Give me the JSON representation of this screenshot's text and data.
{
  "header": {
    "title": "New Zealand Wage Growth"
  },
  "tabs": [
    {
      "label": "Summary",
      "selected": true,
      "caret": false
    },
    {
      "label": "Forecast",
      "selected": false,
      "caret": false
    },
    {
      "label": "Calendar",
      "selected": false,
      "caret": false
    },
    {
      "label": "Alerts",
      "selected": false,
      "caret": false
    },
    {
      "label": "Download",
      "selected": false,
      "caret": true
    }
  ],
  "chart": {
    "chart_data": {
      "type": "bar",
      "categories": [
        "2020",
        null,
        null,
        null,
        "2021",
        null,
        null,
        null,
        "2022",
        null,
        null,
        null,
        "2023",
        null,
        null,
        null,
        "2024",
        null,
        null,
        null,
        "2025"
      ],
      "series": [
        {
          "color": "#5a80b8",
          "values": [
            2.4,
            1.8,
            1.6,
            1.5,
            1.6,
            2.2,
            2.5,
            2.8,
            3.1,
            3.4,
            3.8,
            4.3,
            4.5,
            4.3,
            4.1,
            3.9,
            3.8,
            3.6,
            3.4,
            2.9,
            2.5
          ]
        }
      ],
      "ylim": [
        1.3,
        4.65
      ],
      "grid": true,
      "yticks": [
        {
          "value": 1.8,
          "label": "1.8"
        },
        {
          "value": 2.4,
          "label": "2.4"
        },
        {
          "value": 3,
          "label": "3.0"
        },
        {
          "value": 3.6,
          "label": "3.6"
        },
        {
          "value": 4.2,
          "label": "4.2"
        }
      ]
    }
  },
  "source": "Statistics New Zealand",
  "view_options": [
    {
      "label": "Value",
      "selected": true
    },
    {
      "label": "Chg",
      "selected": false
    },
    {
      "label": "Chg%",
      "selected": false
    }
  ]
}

◆ Written instruction
Please repeat the listing exactly, with nothing left out.

◆ Correct response
Give me the JSON representation of this screenshot's text and data.
{
  "header": {
    "title": "New Zealand Wage Growth"
  },
  "tabs": [
    {
      "label": "Summary",
      "selected": true,
      "caret": false
    },
    {
      "label": "Forecast",
      "selected": false,
      "caret": false
    },
    {
      "label": "Calendar",
      "selected": false,
      "caret": false
    },
    {
      "label": "Alerts",
      "selected": false,
      "caret": false
    },
    {
      "label": "Download",
      "selected": false,
      "caret": true
    }
  ],
  "chart": {
    "chart_data": {
      "type": "bar",
      "categories": [
        "2020",
        null,
        null,
        null,
        "2021",
        null,
        null,
        null,
        "2022",
        null,
        null,
        null,
        "2023",
        null,
        null,
        null,
        "2024",
        null,
        null,
        null,
        "2025"
      ],
      "series": [
        {
          "color": "#5a80b8",
          "values": [
            2.4,
            1.8,
            1.6,
            1.5,
            1.6,
            2.2,
            2.5,
            2.8,
            3.1,
            3.4,
            3.8,
            4.3,
            4.5,
            4.3,
            4.1,
            3.9,
            3.8,
            3.6,
            3.4,
            2.9,
            2.5
          ]
        }
      ],
      "ylim": [
        1.3,
        4.65
      ],
      "grid": true,
      "yticks": [
        {
          "value": 1.8,
          "label": "1.8"
        },
        {
          "value": 2.4,
          "label": "2.4"
        },
        {
          "value": 3,
          "label": "3.0"
        },
        {
          "value": 3.6,
          "label": "3.6"
        },
        {
          "value": 4.2,
          "label": "4.2"
        }
      ]
    }
  },
  "source": "Statistics New Zealand",
  "view_options": [
    {
      "label": "Value",
      "selected": true
    },
    {
      "label": "Chg",
      "selected": false
    },
    {
      "label": "Chg%",
      "selected": false
    }
  ]
}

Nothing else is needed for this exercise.